-- start of Entries provided --
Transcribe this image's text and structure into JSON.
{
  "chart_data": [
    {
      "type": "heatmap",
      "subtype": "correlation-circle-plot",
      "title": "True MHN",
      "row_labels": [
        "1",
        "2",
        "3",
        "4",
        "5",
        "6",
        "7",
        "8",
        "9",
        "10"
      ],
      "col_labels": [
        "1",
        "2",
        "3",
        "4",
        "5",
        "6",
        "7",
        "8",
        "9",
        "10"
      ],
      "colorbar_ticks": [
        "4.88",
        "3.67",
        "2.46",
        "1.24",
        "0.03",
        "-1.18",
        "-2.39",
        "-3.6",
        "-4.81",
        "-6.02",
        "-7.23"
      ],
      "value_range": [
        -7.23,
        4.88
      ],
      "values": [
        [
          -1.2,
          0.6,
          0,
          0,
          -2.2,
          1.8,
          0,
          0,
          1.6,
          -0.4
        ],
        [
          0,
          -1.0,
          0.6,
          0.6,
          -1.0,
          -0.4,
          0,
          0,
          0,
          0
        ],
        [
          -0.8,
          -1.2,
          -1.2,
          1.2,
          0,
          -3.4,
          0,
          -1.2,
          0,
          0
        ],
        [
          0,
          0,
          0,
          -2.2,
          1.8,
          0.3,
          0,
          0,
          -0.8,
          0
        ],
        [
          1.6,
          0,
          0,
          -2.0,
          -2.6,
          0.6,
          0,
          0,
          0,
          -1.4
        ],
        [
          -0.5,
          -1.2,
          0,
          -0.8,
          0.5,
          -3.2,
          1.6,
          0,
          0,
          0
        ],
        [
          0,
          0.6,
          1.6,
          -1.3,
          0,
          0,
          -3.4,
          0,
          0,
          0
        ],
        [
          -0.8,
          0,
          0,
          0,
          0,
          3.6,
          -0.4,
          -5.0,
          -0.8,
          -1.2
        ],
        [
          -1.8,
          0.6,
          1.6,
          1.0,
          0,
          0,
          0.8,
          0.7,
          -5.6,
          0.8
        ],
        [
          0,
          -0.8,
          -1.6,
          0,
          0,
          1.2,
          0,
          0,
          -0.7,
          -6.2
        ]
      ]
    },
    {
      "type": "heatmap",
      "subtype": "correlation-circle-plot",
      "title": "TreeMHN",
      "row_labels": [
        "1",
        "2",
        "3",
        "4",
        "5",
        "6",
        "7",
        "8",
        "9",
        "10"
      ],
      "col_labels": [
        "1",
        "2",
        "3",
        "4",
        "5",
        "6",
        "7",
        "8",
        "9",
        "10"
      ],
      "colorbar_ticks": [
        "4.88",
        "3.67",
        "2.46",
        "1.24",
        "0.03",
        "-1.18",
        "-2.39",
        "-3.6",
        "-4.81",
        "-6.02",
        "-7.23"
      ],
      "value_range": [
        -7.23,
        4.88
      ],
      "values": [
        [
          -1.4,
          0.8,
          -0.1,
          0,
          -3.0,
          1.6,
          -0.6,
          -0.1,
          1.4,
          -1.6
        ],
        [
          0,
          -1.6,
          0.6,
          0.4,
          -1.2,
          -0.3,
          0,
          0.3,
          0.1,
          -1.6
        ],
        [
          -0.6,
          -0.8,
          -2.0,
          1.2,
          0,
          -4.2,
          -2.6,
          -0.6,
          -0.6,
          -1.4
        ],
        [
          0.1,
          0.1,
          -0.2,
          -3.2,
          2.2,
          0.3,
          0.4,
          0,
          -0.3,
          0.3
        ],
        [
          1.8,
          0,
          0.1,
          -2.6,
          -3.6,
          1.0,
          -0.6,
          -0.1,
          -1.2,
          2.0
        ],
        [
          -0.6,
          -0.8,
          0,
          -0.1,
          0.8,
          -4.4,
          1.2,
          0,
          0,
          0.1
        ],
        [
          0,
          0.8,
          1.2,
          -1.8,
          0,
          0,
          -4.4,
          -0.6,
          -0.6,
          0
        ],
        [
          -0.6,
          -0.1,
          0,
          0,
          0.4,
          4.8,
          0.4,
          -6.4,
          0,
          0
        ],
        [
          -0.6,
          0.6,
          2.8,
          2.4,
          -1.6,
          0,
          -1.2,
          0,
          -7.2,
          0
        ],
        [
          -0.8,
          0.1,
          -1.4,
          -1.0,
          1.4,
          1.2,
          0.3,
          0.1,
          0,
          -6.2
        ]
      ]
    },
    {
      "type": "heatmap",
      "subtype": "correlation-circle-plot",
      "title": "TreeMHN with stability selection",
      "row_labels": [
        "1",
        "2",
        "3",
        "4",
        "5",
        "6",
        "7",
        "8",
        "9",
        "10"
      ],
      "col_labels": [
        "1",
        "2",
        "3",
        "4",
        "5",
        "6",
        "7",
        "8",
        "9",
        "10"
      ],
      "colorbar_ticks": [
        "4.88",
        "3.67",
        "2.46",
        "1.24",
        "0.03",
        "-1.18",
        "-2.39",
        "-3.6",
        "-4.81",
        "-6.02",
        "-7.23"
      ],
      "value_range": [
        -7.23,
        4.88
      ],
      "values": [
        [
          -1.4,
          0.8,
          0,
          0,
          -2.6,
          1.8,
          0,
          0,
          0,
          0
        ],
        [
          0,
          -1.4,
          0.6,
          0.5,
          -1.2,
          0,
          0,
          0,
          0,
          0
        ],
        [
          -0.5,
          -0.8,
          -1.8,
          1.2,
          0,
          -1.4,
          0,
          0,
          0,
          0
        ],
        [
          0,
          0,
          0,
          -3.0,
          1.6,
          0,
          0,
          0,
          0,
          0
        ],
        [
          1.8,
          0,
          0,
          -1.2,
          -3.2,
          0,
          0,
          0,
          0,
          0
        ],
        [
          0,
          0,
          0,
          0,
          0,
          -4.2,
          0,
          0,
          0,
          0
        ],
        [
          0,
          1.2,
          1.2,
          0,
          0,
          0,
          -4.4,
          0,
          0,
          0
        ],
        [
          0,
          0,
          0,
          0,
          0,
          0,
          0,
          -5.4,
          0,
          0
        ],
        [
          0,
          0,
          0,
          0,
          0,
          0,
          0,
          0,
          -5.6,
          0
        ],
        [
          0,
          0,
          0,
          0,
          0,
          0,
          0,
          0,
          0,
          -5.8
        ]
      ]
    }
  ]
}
-- end of Entries provided --
# [Written exercise]
Extract the full listing and reproduce each line exactly.

# [Task solution]
Transcribe this image's text and structure into JSON.
{
  "chart_data": [
    {
      "type": "heatmap",
      "subtype": "correlation-circle-plot",
      "title": "True MHN",
      "row_labels": [
        "1",
        "2",
        "3",
        "4",
        "5",
        "6",
        "7",
        "8",
        "9",
        "10"
      ],
      "col_labels": [
        "1",
        "2",
        "3",
        "4",
        "5",
        "6",
        "7",
        "8",
        "9",
        "10"
      ],
      "colorbar_ticks": [
        "4.88",
        "3.67",
        "2.46",
        "1.24",
        "0.03",
        "-1.18",
        "-2.39",
        "-3.6",
        "-4.81",
        "-6.02",
        "-7.23"
      ],
      "value_range": [
        -7.23,
        4.88
      ],
      "values": [
        [
          -1.2,
          0.6,
          0,
          0,
          -2.2,
          1.8,
          0,
          0,
          1.6,
          -0.4
        ],
        [
          0,
          -1.0,
          0.6,
          0.6,
          -1.0,
          -0.4,
          0,
          0,
          0,
          0
        ],
        [
          -0.8,
          -1.2,
          -1.2,
          1.2,
          0,
          -3.4,
          0,
          -1.2,
          0,
          0
        ],
        [
          0,
          0,
          0,
          -2.2,
          1.8,
          0.3,
          0,
          0,
          -0.8,
          0
        ],
        [
          1.6,
          0,
          0,
          -2.0,
          -2.6,
          0.6,
          0,
          0,
          0,
          -1.4
        ],
        [
          -0.5,
          -1.2,
          0,
          -0.8,
          0.5,
          -3.2,
          1.6,
          0,
          0,
          0
        ],
        [
          0,
          0.6,
          1.6,
          -1.3,
          0,
          0,
          -3.4,
          0,
          0,
          0
        ],
        [
          -0.8,
          0,
          0,
          0,
          0,
          3.6,
          -0.4,
          -5.0,
          -0.8,
          -1.2
        ],
        [
          -1.8,
          0.6,
          1.6,
          1.0,
          0,
          0,
          0.8,
          0.7,
          -5.6,
          0.8
        ],
        [
          0,
          -0.8,
          -1.6,
          0,
          0,
          1.2,
          0,
          0,
          -0.7,
          -6.2
        ]
      ]
    },
    {
      "type": "heatmap",
      "subtype": "correlation-circle-plot",
      "title": "TreeMHN",
      "row_labels": [
        "1",
        "2",
        "3",
        "4",
        "5",
        "6",
        "7",
        "8",
        "9",
        "10"
      ],
      "col_labels": [
        "1",
        "2",
        "3",
        "4",
        "5",
        "6",
        "7",
        "8",
        "9",
        "10"
      ],
      "colorbar_ticks": [
        "4.88",
        "3.67",
        "2.46",
        "1.24",
        "0.03",
        "-1.18",
        "-2.39",
        "-3.6",
        "-4.81",
        "-6.02",
        "-7.23"
      ],
      "value_range": [
        -7.23,
        4.88
      ],
      "values": [
        [
          -1.4,
          0.8,
          -0.1,
          0,
          -3.0,
          1.6,
          -0.6,
          -0.1,
          1.4,
          -1.6
        ],
        [
          0,
          -1.6,
          0.6,
          0.4,
          -1.2,
          -0.3,
          0,
          0.3,
          0.1,
          -1.6
        ],
        [
          -0.6,
          -0.8,
          -2.0,
          1.2,
          0,
          -4.2,
          -2.6,
          -0.6,
          -0.6,
          -1.4
        ],
        [
          0.1,
          0.1,
          -0.2,
          -3.2,
          2.2,
          0.3,
          0.4,
          0,
          -0.3,
          0.3
        ],
        [
          1.8,
          0,
          0.1,
          -2.6,
          -3.6,
          1.0,
          -0.6,
          -0.1,
          -1.2,
          2.0
        ],
        [
          -0.6,
          -0.8,
          0,
          -0.1,
          0.8,
          -4.4,
          1.2,
          0,
          0,
          0.1
        ],
        [
          0,
          0.8,
          1.2,
          -1.8,
          0,
          0,
          -4.4,
          -0.6,
          -0.6,
          0
        ],
        [
          -0.6,
          -0.1,
          0,
          0,
          0.4,
          4.8,
          0.4,
          -6.4,
          0,
          0
        ],
        [
          -0.6,
          0.6,
          2.8,
          2.4,
          -1.6,
          0,
          -1.2,
          0,
          -7.2,
          0
        ],
        [
          -0.8,
          0.1,
          -1.4,
          -1.0,
          1.4,
          1.2,
          0.3,
          0.1,
          0,
          -6.2
        ]
      ]
    },
    {
      "type": "heatmap",
      "subtype": "correlation-circle-plot",
      "title": "TreeMHN with stability selection",
      "row_labels": [
        "1",
        "2",
        "3",
        "4",
        "5",
        "6",
        "7",
        "8",
        "9",
        "10"
      ],
      "col_labels": [
        "1",
        "2",
        "3",
        "4",
        "5",
        "6",
        "7",
        "8",
        "9",
        "10"
      ],
      "colorbar_ticks": [
        "4.88",
        "3.67",
        "2.46",
        "1.24",
        "0.03",
        "-1.18",
        "-2.39",
        "-3.6",
        "-4.81",
        "-6.02",
        "-7.23"
      ],
      "value_range": [
        -7.23,
        4.88
      ],
      "values": [
        [
          -1.4,
          0.8,
          0,
          0,
          -2.6,
          1.8,
          0,
          0,
          0,
          0
        ],
        [
          0,
          -1.4,
          0.6,
          0.5,
          -1.2,
          0,
          0,
          0,
          0,
          0
        ],
        [
          -0.5,
          -0.8,
          -1.8,
          1.2,
          0,
          -1.4,
          0,
          0,
          0,
          0
        ],
        [
          0,
          0,
          0,
          -3.0,
          1.6,
          0,
          0,
          0,
          0,
          0
        ],
        [
          1.8,
          0,
          0,
          -1.2,
          -3.2,
          0,
          0,
          0,
          0,
          0
        ],
        [
          0,
          0,
          0,
          0,
          0,
          -4.2,
          0,
          0,
          0,
          0
        ],
        [
          0,
          1.2,
          1.2,
          0,
          0,
          0,
          -4.4,
          0,
          0,
          0
        ],
        [
          0,
          0,
          0,
          0,
          0,
          0,
          0,
          -5.4,
          0,
          0
        ],
        [
          0,
          0,
          0,
          0,
          0,
          0,
          0,
          0,
          -5.6,
          0
        ],
        [
          0,
          0,
          0,
          0,
          0,
          0,
          0,
          0,
          0,
          -5.8
        ]
      ]
    }
  ]
}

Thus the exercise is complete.